DIRECTION
Find the lines in these entries that include the word "this" and state how many there are, with no other words.

AVAILABLE RECORDS
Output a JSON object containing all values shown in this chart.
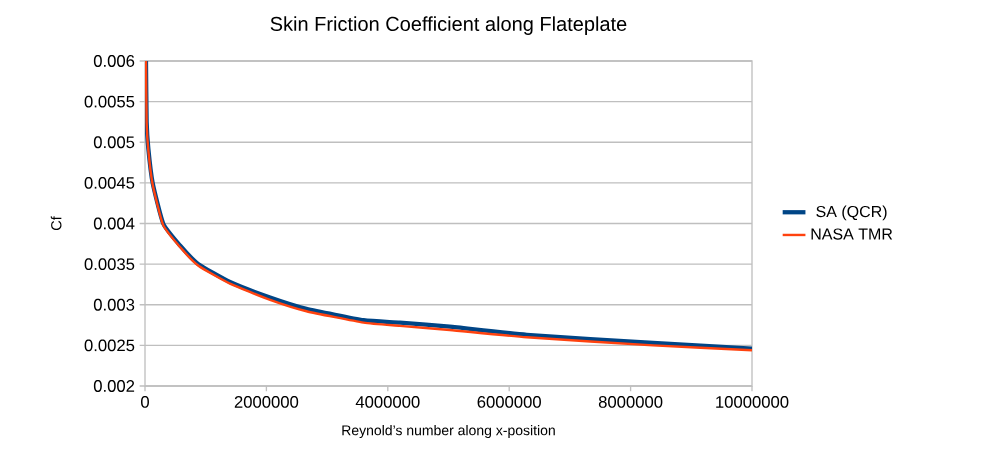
{
  "chart_data": {
    "type": "line",
    "title": "Skin Friction Coefficient along Flateplate",
    "xlabel": "Reynold’s number along x-position",
    "ylabel": "Cf",
    "x": [
      16000,
      27000,
      55000,
      126000,
      300000,
      577000,
      880000,
      1400000,
      2060000,
      2660000,
      3600000,
      4200000,
      5020000,
      6290000,
      8370000,
      10000000
    ],
    "series": [
      {
        "name": "SA (QCR)",
        "color": "#004586",
        "values": [
          0.006,
          0.00525,
          0.00492,
          0.0045,
          0.004,
          0.00373,
          0.0035,
          0.00328,
          0.00309,
          0.00295,
          0.00281,
          0.00278,
          0.00273,
          0.00263,
          0.00253,
          0.00246
        ]
      },
      {
        "name": "NASA TMR",
        "color": "#ff420e",
        "values": [
          0.006,
          0.00524,
          0.0049,
          0.00448,
          0.00398,
          0.00371,
          0.00348,
          0.00326,
          0.00306,
          0.00292,
          0.00278,
          0.00274,
          0.00269,
          0.0026,
          0.0025,
          0.00244
        ]
      }
    ],
    "xlim": [
      0,
      10000000
    ],
    "ylim": [
      0.002,
      0.006
    ],
    "xticks": [
      0,
      2000000,
      4000000,
      6000000,
      8000000,
      10000000
    ],
    "yticks": [
      0.002,
      0.0025,
      0.003,
      0.0035,
      0.004,
      0.0045,
      0.005,
      0.0055,
      0.006
    ],
    "grid": "y",
    "legend": "right",
    "marker": "none",
    "line_style": "solid"
  }
}
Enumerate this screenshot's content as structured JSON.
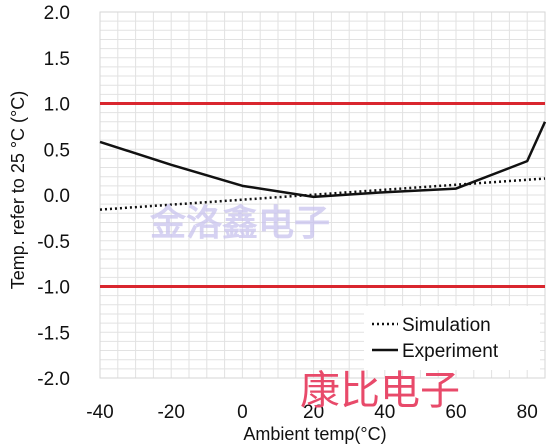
{
  "chart_data": {
    "type": "line",
    "xlabel": "Ambient temp(°C)",
    "ylabel": "Temp. refer to 25 °C (°C)",
    "xlim": [
      -40,
      85
    ],
    "ylim": [
      -2.0,
      2.0
    ],
    "x_ticks": [
      "-40",
      "-20",
      "0",
      "20",
      "40",
      "60",
      "80"
    ],
    "y_ticks": [
      "2.0",
      "1.5",
      "1.0",
      "0.5",
      "0.0",
      "-0.5",
      "-1.0",
      "-1.5",
      "-2.0"
    ],
    "grid": true,
    "legend_position": "bottom-right",
    "series": [
      {
        "name": "Simulation",
        "style": "dotted",
        "color": "#111111",
        "x": [
          -40,
          85
        ],
        "y": [
          -0.16,
          0.18
        ]
      },
      {
        "name": "Experiment",
        "style": "solid",
        "color": "#111111",
        "x": [
          -40,
          -20,
          0,
          20,
          40,
          60,
          80,
          85
        ],
        "y": [
          0.58,
          0.33,
          0.1,
          -0.02,
          0.03,
          0.07,
          0.37,
          0.8
        ]
      }
    ],
    "reference_lines": [
      {
        "y": 1.0,
        "color": "#d9262e"
      },
      {
        "y": -1.0,
        "color": "#d9262e"
      }
    ],
    "watermarks": [
      "金洛鑫电子",
      "康比电子"
    ]
  }
}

OUTPUT OF THE EXERCISE
2